-- Problem to solve --
Take the entries below and reproduce them word for word.

-- Records for processing --
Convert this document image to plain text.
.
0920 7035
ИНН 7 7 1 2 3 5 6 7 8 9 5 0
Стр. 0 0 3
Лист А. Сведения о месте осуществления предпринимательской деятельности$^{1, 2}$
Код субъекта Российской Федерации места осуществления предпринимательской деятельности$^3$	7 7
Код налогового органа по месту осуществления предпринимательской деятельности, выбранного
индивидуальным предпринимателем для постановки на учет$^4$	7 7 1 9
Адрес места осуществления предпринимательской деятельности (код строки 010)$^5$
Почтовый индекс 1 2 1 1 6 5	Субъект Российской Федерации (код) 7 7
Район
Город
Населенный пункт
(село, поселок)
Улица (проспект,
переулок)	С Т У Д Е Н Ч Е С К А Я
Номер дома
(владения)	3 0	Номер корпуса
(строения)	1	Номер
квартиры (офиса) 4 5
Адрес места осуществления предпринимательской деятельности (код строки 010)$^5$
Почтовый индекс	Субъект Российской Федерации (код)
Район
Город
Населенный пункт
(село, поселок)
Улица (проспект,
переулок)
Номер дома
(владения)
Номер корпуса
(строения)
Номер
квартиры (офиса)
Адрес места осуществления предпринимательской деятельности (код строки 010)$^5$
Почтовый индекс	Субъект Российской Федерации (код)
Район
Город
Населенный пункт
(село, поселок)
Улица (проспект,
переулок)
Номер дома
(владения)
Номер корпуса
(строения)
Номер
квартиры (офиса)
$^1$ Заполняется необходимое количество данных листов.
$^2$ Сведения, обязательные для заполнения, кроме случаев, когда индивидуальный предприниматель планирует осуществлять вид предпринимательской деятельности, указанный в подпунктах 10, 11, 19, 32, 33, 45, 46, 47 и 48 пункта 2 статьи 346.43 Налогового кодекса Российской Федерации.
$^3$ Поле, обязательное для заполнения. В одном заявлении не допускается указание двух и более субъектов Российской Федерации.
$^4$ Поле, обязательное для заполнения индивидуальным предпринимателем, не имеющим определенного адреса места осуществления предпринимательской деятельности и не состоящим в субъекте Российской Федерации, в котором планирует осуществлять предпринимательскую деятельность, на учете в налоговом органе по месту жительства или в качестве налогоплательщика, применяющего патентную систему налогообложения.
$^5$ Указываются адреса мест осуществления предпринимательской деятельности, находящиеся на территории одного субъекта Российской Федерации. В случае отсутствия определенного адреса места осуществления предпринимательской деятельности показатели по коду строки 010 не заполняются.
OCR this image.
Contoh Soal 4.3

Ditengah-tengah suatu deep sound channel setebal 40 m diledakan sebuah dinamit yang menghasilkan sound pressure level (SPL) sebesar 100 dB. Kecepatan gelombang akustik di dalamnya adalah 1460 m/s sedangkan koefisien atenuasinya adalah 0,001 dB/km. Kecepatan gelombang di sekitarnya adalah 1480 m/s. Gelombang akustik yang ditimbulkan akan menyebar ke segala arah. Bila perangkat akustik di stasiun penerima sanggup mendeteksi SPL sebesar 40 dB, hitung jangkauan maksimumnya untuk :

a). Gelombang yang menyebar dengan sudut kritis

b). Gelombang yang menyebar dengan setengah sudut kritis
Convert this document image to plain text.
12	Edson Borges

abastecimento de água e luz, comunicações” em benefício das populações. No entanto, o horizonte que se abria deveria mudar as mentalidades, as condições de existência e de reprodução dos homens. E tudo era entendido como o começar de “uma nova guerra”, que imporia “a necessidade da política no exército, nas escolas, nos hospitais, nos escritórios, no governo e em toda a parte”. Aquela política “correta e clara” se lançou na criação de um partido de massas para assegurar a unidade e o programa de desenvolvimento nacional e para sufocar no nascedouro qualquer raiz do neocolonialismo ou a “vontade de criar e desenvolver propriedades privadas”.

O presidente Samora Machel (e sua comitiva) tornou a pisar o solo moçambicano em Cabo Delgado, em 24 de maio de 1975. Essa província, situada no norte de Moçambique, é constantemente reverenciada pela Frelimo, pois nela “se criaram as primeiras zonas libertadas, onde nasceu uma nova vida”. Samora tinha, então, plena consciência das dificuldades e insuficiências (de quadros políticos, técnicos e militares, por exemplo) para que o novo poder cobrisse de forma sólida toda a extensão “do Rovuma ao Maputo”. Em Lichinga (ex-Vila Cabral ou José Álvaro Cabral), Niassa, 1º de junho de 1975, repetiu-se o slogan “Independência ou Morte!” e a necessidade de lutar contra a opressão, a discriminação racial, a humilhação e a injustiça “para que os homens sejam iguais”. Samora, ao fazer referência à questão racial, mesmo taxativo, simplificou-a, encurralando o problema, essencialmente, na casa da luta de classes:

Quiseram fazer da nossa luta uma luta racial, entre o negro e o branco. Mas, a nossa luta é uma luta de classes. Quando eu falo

-- Solution to the exercise --
Convert this document image to plain text.
.
0920 7035
ИНН 7 7 1 2 3 5 6 7 8 9 5 0
Стр. 0 0 3
Лист А. Сведения о месте осуществления предпринимательской деятельности$^{1, 2}$
Код субъекта Российской Федерации места осуществления предпринимательской деятельности$^3$	7 7
Код налогового органа по месту осуществления предпринимательской деятельности, выбранного
индивидуальным предпринимателем для постановки на учет$^4$	7 7 1 9
Адрес места осуществления предпринимательской деятельности (код строки 010)$^5$
Почтовый индекс 1 2 1 1 6 5	Субъект Российской Федерации (код) 7 7
Район
Город
Населенный пункт
(село, поселок)
Улица (проспект,
переулок)	С Т У Д Е Н Ч Е С К А Я
Номер дома
(владения)	3 0	Номер корпуса
(строения)	1	Номер
квартиры (офиса) 4 5
Адрес места осуществления предпринимательской деятельности (код строки 010)$^5$
Почтовый индекс	Субъект Российской Федерации (код)
Район
Город
Населенный пункт
(село, поселок)
Улица (проспект,
переулок)
Номер дома
(владения)
Номер корпуса
(строения)
Номер
квартиры (офиса)
Адрес места осуществления предпринимательской деятельности (код строки 010)$^5$
Почтовый индекс	Субъект Российской Федерации (код)
Район
Город
Населенный пункт
(село, поселок)
Улица (проспект,
переулок)
Номер дома
(владения)
Номер корпуса
(строения)
Номер
квартиры (офиса)
$^1$ Заполняется необходимое количество данных листов.
$^2$ Сведения, обязательные для заполнения, кроме случаев, когда индивидуальный предприниматель планирует осуществлять вид предпринимательской деятельности, указанный в подпунктах 10, 11, 19, 32, 33, 45, 46, 47 и 48 пункта 2 статьи 346.43 Налогового кодекса Российской Федерации.
$^3$ Поле, обязательное для заполнения. В одном заявлении не допускается указание двух и более субъектов Российской Федерации.
$^4$ Поле, обязательное для заполнения индивидуальным предпринимателем, не имеющим определенного адреса места осуществления предпринимательской деятельности и не состоящим в субъекте Российской Федерации, в котором планирует осуществлять предпринимательскую деятельность, на учете в налоговом органе по месту жительства или в качестве налогоплательщика, применяющего патентную систему налогообложения.
$^5$ Указываются адреса мест осуществления предпринимательской деятельности, находящиеся на территории одного субъекта Российской Федерации. В случае отсутствия определенного адреса места осуществления предпринимательской деятельности показатели по коду строки 010 не заполняются.
OCR this image.
Contoh Soal 4.3

Ditengah-tengah suatu deep sound channel setebal 40 m diledakan sebuah dinamit yang menghasilkan sound pressure level (SPL) sebesar 100 dB. Kecepatan gelombang akustik di dalamnya adalah 1460 m/s sedangkan koefisien atenuasinya adalah 0,001 dB/km. Kecepatan gelombang di sekitarnya adalah 1480 m/s. Gelombang akustik yang ditimbulkan akan menyebar ke segala arah. Bila perangkat akustik di stasiun penerima sanggup mendeteksi SPL sebesar 40 dB, hitung jangkauan maksimumnya untuk :

a). Gelombang yang menyebar dengan sudut kritis

b). Gelombang yang menyebar dengan setengah sudut kritis
Convert this document image to plain text.
12	Edson Borges

abastecimento de água e luz, comunicações” em benefício das populações. No entanto, o horizonte que se abria deveria mudar as mentalidades, as condições de existência e de reprodução dos homens. E tudo era entendido como o começar de “uma nova guerra”, que imporia “a necessidade da política no exército, nas escolas, nos hospitais, nos escritórios, no governo e em toda a parte”. Aquela política “correta e clara” se lançou na criação de um partido de massas para assegurar a unidade e o programa de desenvolvimento nacional e para sufocar no nascedouro qualquer raiz do neocolonialismo ou a “vontade de criar e desenvolver propriedades privadas”.

O presidente Samora Machel (e sua comitiva) tornou a pisar o solo moçambicano em Cabo Delgado, em 24 de maio de 1975. Essa província, situada no norte de Moçambique, é constantemente reverenciada pela Frelimo, pois nela “se criaram as primeiras zonas libertadas, onde nasceu uma nova vida”. Samora tinha, então, plena consciência das dificuldades e insuficiências (de quadros políticos, técnicos e militares, por exemplo) para que o novo poder cobrisse de forma sólida toda a extensão “do Rovuma ao Maputo”. Em Lichinga (ex-Vila Cabral ou José Álvaro Cabral), Niassa, 1º de junho de 1975, repetiu-se o slogan “Independência ou Morte!” e a necessidade de lutar contra a opressão, a discriminação racial, a humilhação e a injustiça “para que os homens sejam iguais”. Samora, ao fazer referência à questão racial, mesmo taxativo, simplificou-a, encurralando o problema, essencialmente, na casa da luta de classes:

Quiseram fazer da nossa luta uma luta racial, entre o negro e o branco. Mas, a nossa luta é uma luta de classes. Quando eu falo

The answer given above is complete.